[Stored items]

-------------------------

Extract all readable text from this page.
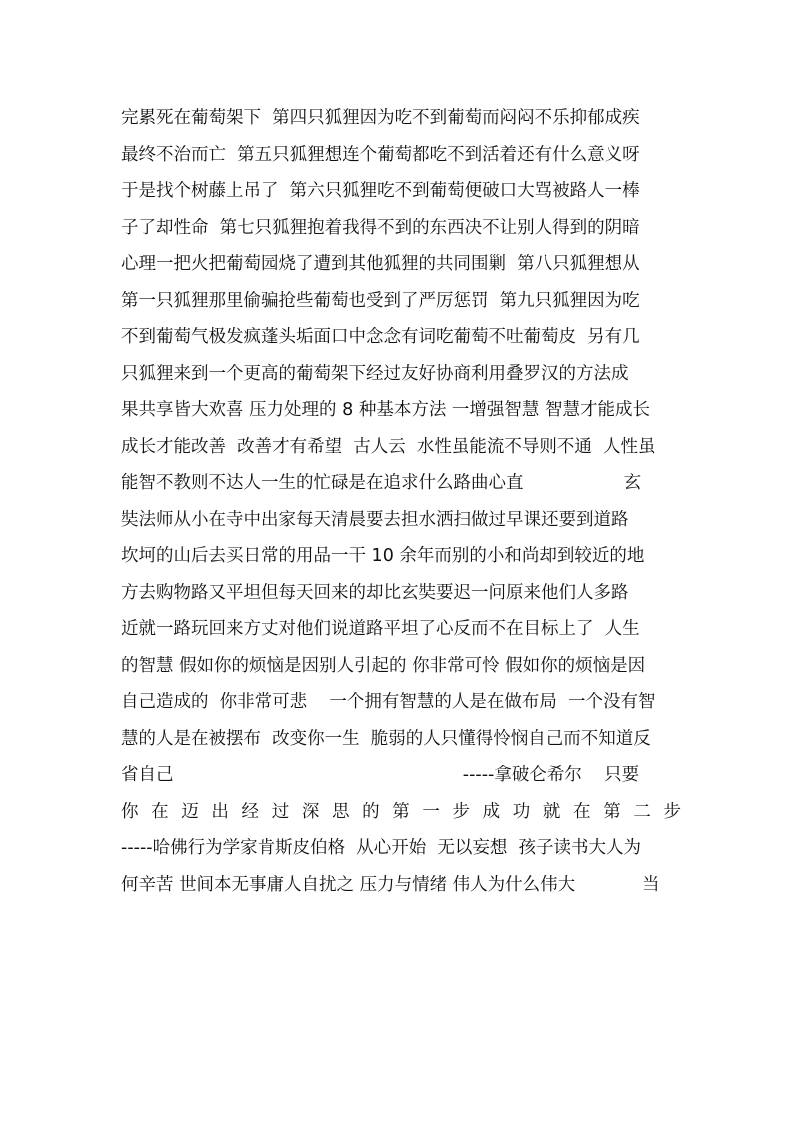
完累死在葡萄架下  第四只狐狸因为吃不到葡萄而闷闷不乐抑郁成疾
最终不治而亡  第五只狐狸想连个葡萄都吃不到活着还有什么意义呀
于是找个树藤上吊了  第六只狐狸吃不到葡萄便破口大骂被路人一棒
子了却性命  第七只狐狸抱着我得不到的东西决不让别人得到的阴暗
心理一把火把葡萄园烧了遭到其他狐狸的共同围剿  第八只狐狸想从
第一只狐狸那里偷骗抢些葡萄也受到了严厉惩罚  第九只狐狸因为吃
不到葡萄气极发疯蓬头垢面口中念念有词吃葡萄不吐葡萄皮  另有几
只狐狸来到一个更高的葡萄架下经过友好协商利用叠罗汉的方法成
果共享皆大欢喜 压力处理的 8 种基本方法 一增强智慧 智慧才能成长
成长才能改善  改善才有希望  古人云  水性虽能流不导则不通  人性虽
能智不教则不达人一生的忙碌是在追求什么路曲心直                  玄
奘法师从小在寺中出家每天清晨要去担水洒扫做过早课还要到道路
坎坷的山后去买日常的用品一干 10 余年而别的小和尚却到较近的地
方去购物路又平坦但每天回来的却比玄奘要迟一问原来他们人多路
近就一路玩回来方丈对他们说道路平坦了心反而不在目标上了  人生
的智慧 假如你的烦恼是因别人引起的 你非常可怜 假如你的烦恼是因
自己造成的  你非常可悲    一个拥有智慧的人是在做布局  一个没有智
慧的人是在被摆布  改变你一生  脆弱的人只懂得怜悯自己而不知道反
省自己                                                    -----拿破仑希尔    只要
你 在 迈 出 经 过 深 思 的 第 一 步 成 功 就 在 第 二 步
-----哈佛行为学家肯斯皮伯格  从心开始  无以妄想  孩子读书大人为
何辛苦 世间本无事庸人自扰之 压力与情绪 伟人为什么伟大            当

-------------------------

● Prompt:
Transcribe the full listing above exactly as it stands, minus the pictures.

● Full answer:
Extract all readable text from this page.
完累死在葡萄架下  第四只狐狸因为吃不到葡萄而闷闷不乐抑郁成疾
最终不治而亡  第五只狐狸想连个葡萄都吃不到活着还有什么意义呀
于是找个树藤上吊了  第六只狐狸吃不到葡萄便破口大骂被路人一棒
子了却性命  第七只狐狸抱着我得不到的东西决不让别人得到的阴暗
心理一把火把葡萄园烧了遭到其他狐狸的共同围剿  第八只狐狸想从
第一只狐狸那里偷骗抢些葡萄也受到了严厉惩罚  第九只狐狸因为吃
不到葡萄气极发疯蓬头垢面口中念念有词吃葡萄不吐葡萄皮  另有几
只狐狸来到一个更高的葡萄架下经过友好协商利用叠罗汉的方法成
果共享皆大欢喜 压力处理的 8 种基本方法 一增强智慧 智慧才能成长
成长才能改善  改善才有希望  古人云  水性虽能流不导则不通  人性虽
能智不教则不达人一生的忙碌是在追求什么路曲心直                  玄
奘法师从小在寺中出家每天清晨要去担水洒扫做过早课还要到道路
坎坷的山后去买日常的用品一干 10 余年而别的小和尚却到较近的地
方去购物路又平坦但每天回来的却比玄奘要迟一问原来他们人多路
近就一路玩回来方丈对他们说道路平坦了心反而不在目标上了  人生
的智慧 假如你的烦恼是因别人引起的 你非常可怜 假如你的烦恼是因
自己造成的  你非常可悲    一个拥有智慧的人是在做布局  一个没有智
慧的人是在被摆布  改变你一生  脆弱的人只懂得怜悯自己而不知道反
省自己                                                    -----拿破仑希尔    只要
你 在 迈 出 经 过 深 思 的 第 一 步 成 功 就 在 第 二 步
-----哈佛行为学家肯斯皮伯格  从心开始  无以妄想  孩子读书大人为
何辛苦 世间本无事庸人自扰之 压力与情绪 伟人为什么伟大            当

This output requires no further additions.